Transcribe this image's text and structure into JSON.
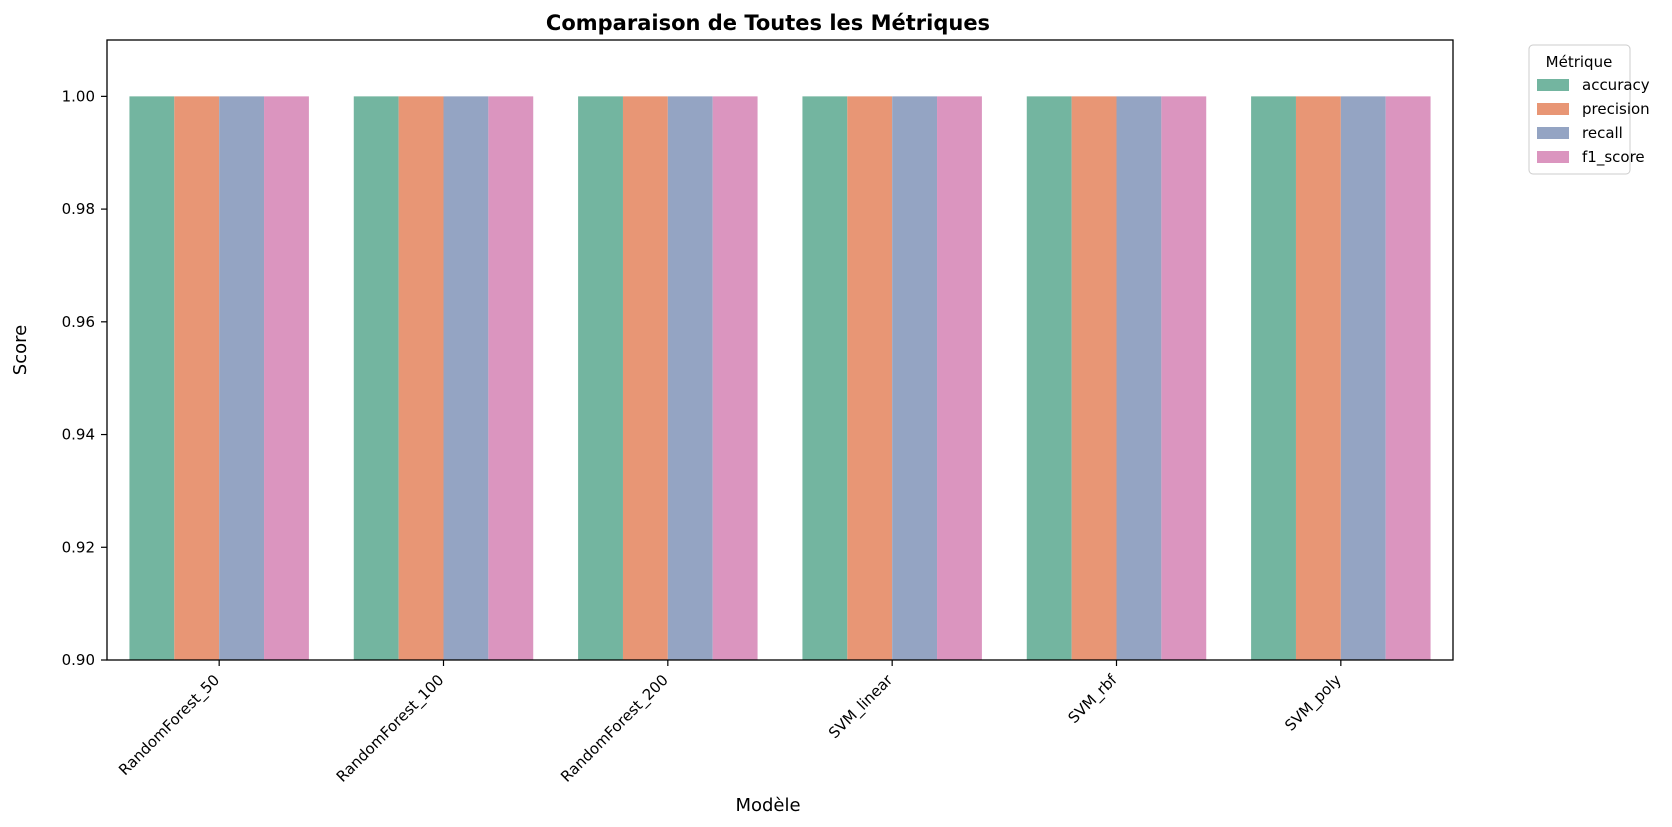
{
  "chart_data": {
    "type": "bar",
    "title": "Comparaison de Toutes les Métriques",
    "xlabel": "Modèle",
    "ylabel": "Score",
    "ylim": [
      0.9,
      1.01
    ],
    "yticks": [
      "0.90",
      "0.92",
      "0.94",
      "0.96",
      "0.98",
      "1.00"
    ],
    "ytick_values": [
      0.9,
      0.92,
      0.94,
      0.96,
      0.98,
      1.0
    ],
    "categories": [
      "RandomForest_50",
      "RandomForest_100",
      "RandomForest_200",
      "SVM_linear",
      "SVM_rbf",
      "SVM_poly"
    ],
    "legend_title": "Métrique",
    "legend_position": "outside top-right",
    "grid": false,
    "series": [
      {
        "name": "accuracy",
        "color": "#73b5a0",
        "values": [
          1.0,
          1.0,
          1.0,
          1.0,
          1.0,
          1.0
        ]
      },
      {
        "name": "precision",
        "color": "#e89675",
        "values": [
          1.0,
          1.0,
          1.0,
          1.0,
          1.0,
          1.0
        ]
      },
      {
        "name": "recall",
        "color": "#94a4c3",
        "values": [
          1.0,
          1.0,
          1.0,
          1.0,
          1.0,
          1.0
        ]
      },
      {
        "name": "f1_score",
        "color": "#db95bf",
        "values": [
          1.0,
          1.0,
          1.0,
          1.0,
          1.0,
          1.0
        ]
      }
    ]
  }
}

### DIRECTIONS FOR THIS TASK
Extract from the material all lines containing the string "name".

### COMPLETE OUTPUT
        "name": "accuracy",
        "name": "precision",
        "name": "recall",
        "name": "f1_score",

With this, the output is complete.